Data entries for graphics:
###

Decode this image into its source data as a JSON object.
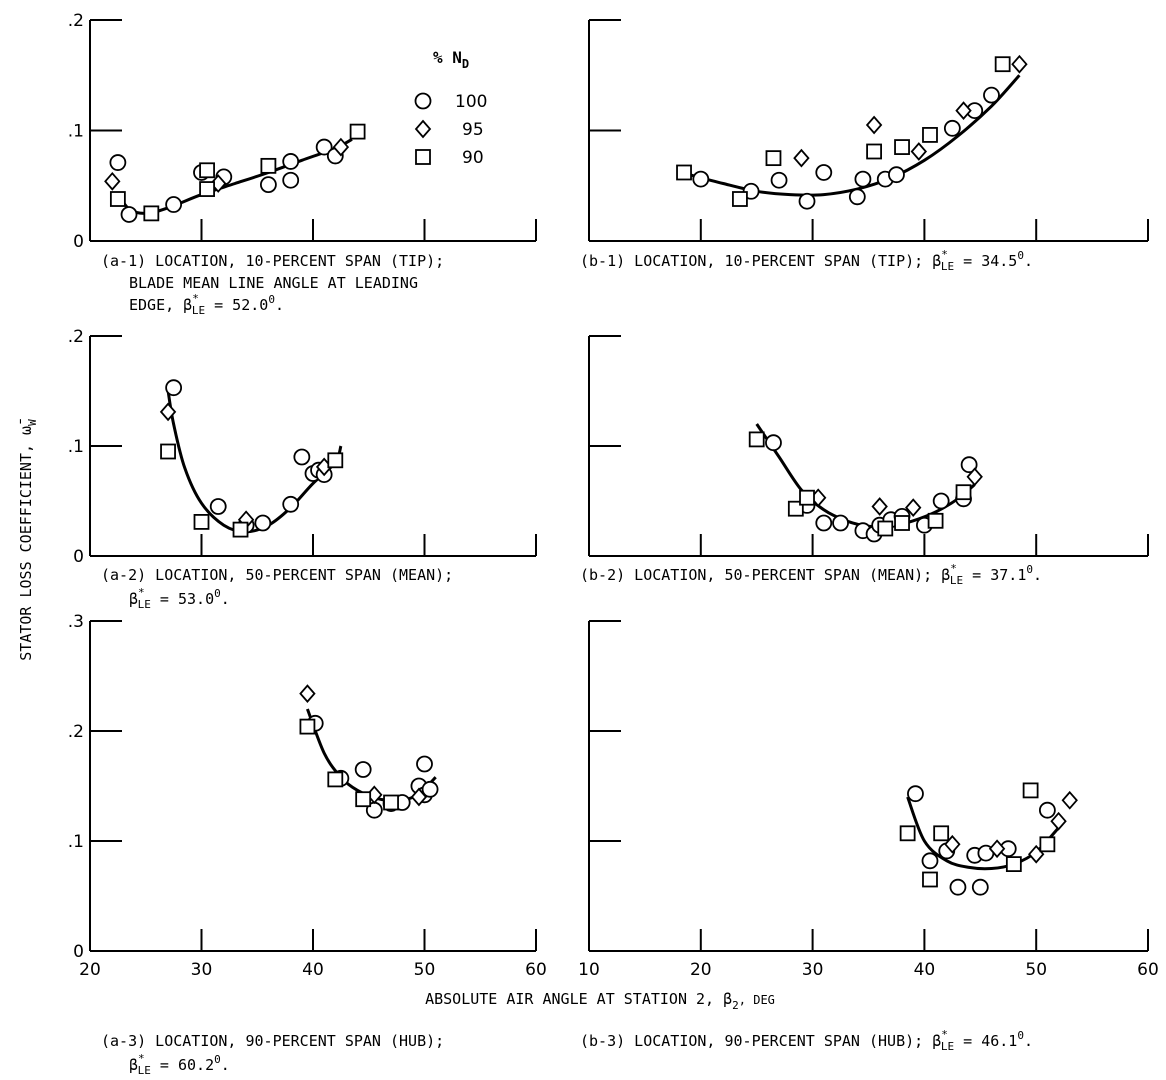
{
  "legend": {
    "title": "% N",
    "title_sub": "D",
    "entries": [
      {
        "label": "100",
        "marker": "circle"
      },
      {
        "label": "95",
        "marker": "diamond"
      },
      {
        "label": "90",
        "marker": "square"
      }
    ]
  },
  "y_axis_label": "STATOR LOSS COEFFICIENT, ω̄",
  "y_axis_label_sub": "W",
  "x_axis_label": "ABSOLUTE AIR ANGLE AT STATION 2, β",
  "x_axis_label_sub": "2",
  "x_axis_label_unit": ", DEG",
  "captions": {
    "a1_line1": "(a-1) LOCATION, 10-PERCENT SPAN (TIP);",
    "a1_line2": "BLADE MEAN LINE ANGLE AT LEADING",
    "a1_line3_pre": "EDGE, β",
    "a1_line3_post": " = 52.0",
    "a1_line3_end": ".",
    "b1_pre": "(b-1) LOCATION, 10-PERCENT SPAN (TIP); β",
    "b1_post": " = 34.5",
    "b1_end": ".",
    "a2_line1": "(a-2) LOCATION, 50-PERCENT SPAN (MEAN);",
    "a2_line2_pre": "β",
    "a2_line2_post": " = 53.0",
    "a2_line2_end": ".",
    "b2_pre": "(b-2) LOCATION, 50-PERCENT SPAN (MEAN); β",
    "b2_post": " = 37.1",
    "b2_end": ".",
    "a3_line1": "(a-3) LOCATION, 90-PERCENT SPAN (HUB);",
    "a3_line2_pre": "β",
    "a3_line2_post": " = 60.2",
    "a3_line2_end": ".",
    "b3_pre": "(b-3) LOCATION, 90-PERCENT SPAN (HUB); β",
    "b3_post": " = 46.1",
    "b3_end": ".",
    "sup_star": "*",
    "sub_LE": "LE",
    "sup_deg": "0"
  },
  "chart_data": [
    {
      "id": "a1",
      "type": "scatter",
      "xlim": [
        20,
        60
      ],
      "ylim": [
        0,
        0.2
      ],
      "xticks": [
        20,
        30,
        40,
        50,
        60
      ],
      "yticks": [
        0,
        0.1,
        0.2
      ],
      "ytick_labels": [
        "0",
        ".1",
        ".2"
      ],
      "series": [
        {
          "name": "100",
          "marker": "circle",
          "points": [
            [
              22.5,
              0.071
            ],
            [
              23.5,
              0.024
            ],
            [
              27.5,
              0.033
            ],
            [
              30,
              0.062
            ],
            [
              32,
              0.058
            ],
            [
              36,
              0.051
            ],
            [
              38,
              0.072
            ],
            [
              38,
              0.055
            ],
            [
              41,
              0.085
            ],
            [
              42,
              0.077
            ]
          ]
        },
        {
          "name": "95",
          "marker": "diamond",
          "points": [
            [
              22,
              0.054
            ],
            [
              31.5,
              0.052
            ],
            [
              42.5,
              0.085
            ]
          ]
        },
        {
          "name": "90",
          "marker": "square",
          "points": [
            [
              22.5,
              0.038
            ],
            [
              25.5,
              0.025
            ],
            [
              30.5,
              0.064
            ],
            [
              30.5,
              0.047
            ],
            [
              36,
              0.068
            ],
            [
              44,
              0.099
            ]
          ]
        }
      ],
      "curve": [
        [
          22.5,
          0.043
        ],
        [
          23.5,
          0.029
        ],
        [
          25,
          0.025
        ],
        [
          27,
          0.03
        ],
        [
          30,
          0.042
        ],
        [
          33,
          0.052
        ],
        [
          36,
          0.062
        ],
        [
          39,
          0.073
        ],
        [
          42,
          0.084
        ],
        [
          43.5,
          0.092
        ]
      ]
    },
    {
      "id": "b1",
      "type": "scatter",
      "xlim": [
        10,
        60
      ],
      "ylim": [
        0,
        0.2
      ],
      "xticks": [
        10,
        20,
        30,
        40,
        50,
        60
      ],
      "yticks": [
        0,
        0.1,
        0.2
      ],
      "series": [
        {
          "name": "100",
          "marker": "circle",
          "points": [
            [
              20,
              0.056
            ],
            [
              24.5,
              0.045
            ],
            [
              27,
              0.055
            ],
            [
              29.5,
              0.036
            ],
            [
              31,
              0.062
            ],
            [
              34,
              0.04
            ],
            [
              34.5,
              0.056
            ],
            [
              36.5,
              0.056
            ],
            [
              37.5,
              0.06
            ],
            [
              42.5,
              0.102
            ],
            [
              44.5,
              0.118
            ],
            [
              46,
              0.132
            ]
          ]
        },
        {
          "name": "95",
          "marker": "diamond",
          "points": [
            [
              29,
              0.075
            ],
            [
              35.5,
              0.105
            ],
            [
              39.5,
              0.081
            ],
            [
              43.5,
              0.118
            ],
            [
              48.5,
              0.16
            ]
          ]
        },
        {
          "name": "90",
          "marker": "square",
          "points": [
            [
              18.5,
              0.062
            ],
            [
              23.5,
              0.038
            ],
            [
              26.5,
              0.075
            ],
            [
              35.5,
              0.081
            ],
            [
              38,
              0.085
            ],
            [
              40.5,
              0.096
            ],
            [
              47,
              0.16
            ]
          ]
        }
      ],
      "curve": [
        [
          19,
          0.06
        ],
        [
          22,
          0.052
        ],
        [
          25,
          0.045
        ],
        [
          28,
          0.042
        ],
        [
          31,
          0.042
        ],
        [
          34,
          0.047
        ],
        [
          37,
          0.057
        ],
        [
          40,
          0.073
        ],
        [
          43,
          0.095
        ],
        [
          46,
          0.122
        ],
        [
          48.5,
          0.15
        ]
      ]
    },
    {
      "id": "a2",
      "type": "scatter",
      "xlim": [
        20,
        60
      ],
      "ylim": [
        0,
        0.2
      ],
      "xticks": [
        20,
        30,
        40,
        50,
        60
      ],
      "yticks": [
        0,
        0.1,
        0.2
      ],
      "ytick_labels": [
        "0",
        ".1",
        ".2"
      ],
      "series": [
        {
          "name": "100",
          "marker": "circle",
          "points": [
            [
              27.5,
              0.153
            ],
            [
              31.5,
              0.045
            ],
            [
              34,
              0.028
            ],
            [
              35.5,
              0.03
            ],
            [
              38,
              0.047
            ],
            [
              39,
              0.09
            ],
            [
              40,
              0.075
            ],
            [
              40.5,
              0.078
            ],
            [
              41,
              0.074
            ]
          ]
        },
        {
          "name": "95",
          "marker": "diamond",
          "points": [
            [
              27,
              0.131
            ],
            [
              34,
              0.033
            ],
            [
              41,
              0.081
            ]
          ]
        },
        {
          "name": "90",
          "marker": "square",
          "points": [
            [
              27,
              0.095
            ],
            [
              30,
              0.031
            ],
            [
              33.5,
              0.024
            ],
            [
              42,
              0.087
            ]
          ]
        }
      ],
      "curve": [
        [
          27,
          0.15
        ],
        [
          27.5,
          0.12
        ],
        [
          28.5,
          0.08
        ],
        [
          30,
          0.048
        ],
        [
          32,
          0.028
        ],
        [
          34,
          0.022
        ],
        [
          36,
          0.028
        ],
        [
          38,
          0.044
        ],
        [
          40,
          0.066
        ],
        [
          42,
          0.085
        ],
        [
          42.5,
          0.1
        ]
      ]
    },
    {
      "id": "b2",
      "type": "scatter",
      "xlim": [
        10,
        60
      ],
      "ylim": [
        0,
        0.2
      ],
      "xticks": [
        10,
        20,
        30,
        40,
        50,
        60
      ],
      "yticks": [
        0,
        0.1,
        0.2
      ],
      "series": [
        {
          "name": "100",
          "marker": "circle",
          "points": [
            [
              26.5,
              0.103
            ],
            [
              29.5,
              0.046
            ],
            [
              31,
              0.03
            ],
            [
              32.5,
              0.03
            ],
            [
              34.5,
              0.023
            ],
            [
              35.5,
              0.02
            ],
            [
              36,
              0.028
            ],
            [
              37,
              0.033
            ],
            [
              38,
              0.036
            ],
            [
              40,
              0.028
            ],
            [
              41.5,
              0.05
            ],
            [
              43.5,
              0.052
            ],
            [
              44,
              0.083
            ]
          ]
        },
        {
          "name": "95",
          "marker": "diamond",
          "points": [
            [
              30.5,
              0.053
            ],
            [
              36,
              0.045
            ],
            [
              39,
              0.044
            ],
            [
              44.5,
              0.072
            ]
          ]
        },
        {
          "name": "90",
          "marker": "square",
          "points": [
            [
              25,
              0.106
            ],
            [
              28.5,
              0.043
            ],
            [
              29.5,
              0.053
            ],
            [
              36.5,
              0.025
            ],
            [
              38,
              0.03
            ],
            [
              41,
              0.032
            ],
            [
              43.5,
              0.058
            ]
          ]
        }
      ],
      "curve": [
        [
          25,
          0.12
        ],
        [
          27,
          0.09
        ],
        [
          29,
          0.06
        ],
        [
          31,
          0.042
        ],
        [
          33,
          0.032
        ],
        [
          35,
          0.027
        ],
        [
          37,
          0.027
        ],
        [
          39,
          0.032
        ],
        [
          41,
          0.04
        ],
        [
          43,
          0.052
        ],
        [
          44.5,
          0.065
        ]
      ]
    },
    {
      "id": "a3",
      "type": "scatter",
      "xlim": [
        20,
        60
      ],
      "ylim": [
        0,
        0.3
      ],
      "xticks": [
        20,
        30,
        40,
        50,
        60
      ],
      "yticks": [
        0,
        0.1,
        0.2,
        0.3
      ],
      "ytick_labels": [
        "0",
        ".1",
        ".2",
        ".3"
      ],
      "xtick_labels": [
        "20",
        "30",
        "40",
        "50",
        "60"
      ],
      "series": [
        {
          "name": "100",
          "marker": "circle",
          "points": [
            [
              40.2,
              0.207
            ],
            [
              42.5,
              0.157
            ],
            [
              44.5,
              0.165
            ],
            [
              45.5,
              0.128
            ],
            [
              47,
              0.134
            ],
            [
              48,
              0.135
            ],
            [
              49.5,
              0.15
            ],
            [
              50,
              0.142
            ],
            [
              50,
              0.17
            ],
            [
              50.5,
              0.147
            ]
          ]
        },
        {
          "name": "95",
          "marker": "diamond",
          "points": [
            [
              39.5,
              0.234
            ],
            [
              45.5,
              0.142
            ],
            [
              49.5,
              0.14
            ]
          ]
        },
        {
          "name": "90",
          "marker": "square",
          "points": [
            [
              39.5,
              0.204
            ],
            [
              42,
              0.156
            ],
            [
              44.5,
              0.138
            ],
            [
              47,
              0.135
            ]
          ]
        }
      ],
      "curve": [
        [
          39.5,
          0.22
        ],
        [
          41,
          0.18
        ],
        [
          42.5,
          0.158
        ],
        [
          44,
          0.146
        ],
        [
          46,
          0.138
        ],
        [
          48,
          0.137
        ],
        [
          49.5,
          0.143
        ],
        [
          51,
          0.158
        ]
      ]
    },
    {
      "id": "b3",
      "type": "scatter",
      "xlim": [
        10,
        60
      ],
      "ylim": [
        0,
        0.3
      ],
      "xticks": [
        10,
        20,
        30,
        40,
        50,
        60
      ],
      "yticks": [
        0,
        0.1,
        0.2,
        0.3
      ],
      "xtick_labels": [
        "10",
        "20",
        "30",
        "40",
        "50",
        "60"
      ],
      "series": [
        {
          "name": "100",
          "marker": "circle",
          "points": [
            [
              39.2,
              0.143
            ],
            [
              40.5,
              0.082
            ],
            [
              42,
              0.091
            ],
            [
              43,
              0.058
            ],
            [
              44.5,
              0.087
            ],
            [
              45,
              0.058
            ],
            [
              45.5,
              0.089
            ],
            [
              47.5,
              0.093
            ],
            [
              51,
              0.128
            ]
          ]
        },
        {
          "name": "95",
          "marker": "diamond",
          "points": [
            [
              42.5,
              0.097
            ],
            [
              46.5,
              0.093
            ],
            [
              50,
              0.088
            ],
            [
              52,
              0.118
            ],
            [
              53,
              0.137
            ]
          ]
        },
        {
          "name": "90",
          "marker": "square",
          "points": [
            [
              38.5,
              0.107
            ],
            [
              40.5,
              0.065
            ],
            [
              41.5,
              0.107
            ],
            [
              48,
              0.079
            ],
            [
              49.5,
              0.146
            ],
            [
              51,
              0.097
            ]
          ]
        }
      ],
      "curve": [
        [
          38.5,
          0.14
        ],
        [
          40,
          0.1
        ],
        [
          42,
          0.082
        ],
        [
          44,
          0.076
        ],
        [
          46,
          0.075
        ],
        [
          48,
          0.079
        ],
        [
          50,
          0.09
        ],
        [
          52,
          0.112
        ]
      ]
    }
  ]
}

###

# [Set exercise]
The word "LOCATION" appears in how many lines of the data? Answer with only the number.

# [Task output]
6